TASK PROMPT> Quote every line as given.
━━━━━ RECORDS PROVIDED
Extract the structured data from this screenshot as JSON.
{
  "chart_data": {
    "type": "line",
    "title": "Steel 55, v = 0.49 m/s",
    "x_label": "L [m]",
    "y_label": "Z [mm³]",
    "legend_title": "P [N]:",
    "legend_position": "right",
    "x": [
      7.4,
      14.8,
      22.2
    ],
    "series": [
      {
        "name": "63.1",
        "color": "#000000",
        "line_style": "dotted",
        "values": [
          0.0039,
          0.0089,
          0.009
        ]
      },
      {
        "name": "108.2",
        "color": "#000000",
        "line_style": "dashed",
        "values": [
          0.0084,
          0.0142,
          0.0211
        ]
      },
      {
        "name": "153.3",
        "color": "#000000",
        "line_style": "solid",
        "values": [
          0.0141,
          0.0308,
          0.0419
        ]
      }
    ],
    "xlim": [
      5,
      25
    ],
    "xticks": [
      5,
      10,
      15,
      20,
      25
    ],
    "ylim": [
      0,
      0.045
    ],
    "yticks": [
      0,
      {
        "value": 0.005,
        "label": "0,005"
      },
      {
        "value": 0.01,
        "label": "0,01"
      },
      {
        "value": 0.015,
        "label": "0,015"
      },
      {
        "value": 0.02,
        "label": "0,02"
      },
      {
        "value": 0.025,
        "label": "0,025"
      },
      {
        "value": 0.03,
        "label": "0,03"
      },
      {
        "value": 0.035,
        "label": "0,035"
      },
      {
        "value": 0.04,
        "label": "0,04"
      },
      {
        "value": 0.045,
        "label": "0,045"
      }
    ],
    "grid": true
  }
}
━━━━━━━━━━
EXERCISE ANSWER>
Extract the structured data from this screenshot as JSON.
{
  "chart_data": {
    "type": "line",
    "title": "Steel 55, v = 0.49 m/s",
    "x_label": "L [m]",
    "y_label": "Z [mm³]",
    "legend_title": "P [N]:",
    "legend_position": "right",
    "x": [
      7.4,
      14.8,
      22.2
    ],
    "series": [
      {
        "name": "63.1",
        "color": "#000000",
        "line_style": "dotted",
        "values": [
          0.0039,
          0.0089,
          0.009
        ]
      },
      {
        "name": "108.2",
        "color": "#000000",
        "line_style": "dashed",
        "values": [
          0.0084,
          0.0142,
          0.0211
        ]
      },
      {
        "name": "153.3",
        "color": "#000000",
        "line_style": "solid",
        "values": [
          0.0141,
          0.0308,
          0.0419
        ]
      }
    ],
    "xlim": [
      5,
      25
    ],
    "xticks": [
      5,
      10,
      15,
      20,
      25
    ],
    "ylim": [
      0,
      0.045
    ],
    "yticks": [
      0,
      {
        "value": 0.005,
        "label": "0,005"
      },
      {
        "value": 0.01,
        "label": "0,01"
      },
      {
        "value": 0.015,
        "label": "0,015"
      },
      {
        "value": 0.02,
        "label": "0,02"
      },
      {
        "value": 0.025,
        "label": "0,025"
      },
      {
        "value": 0.03,
        "label": "0,03"
      },
      {
        "value": 0.035,
        "label": "0,035"
      },
      {
        "value": 0.04,
        "label": "0,04"
      },
      {
        "value": 0.045,
        "label": "0,045"
      }
    ],
    "grid": true
  }
}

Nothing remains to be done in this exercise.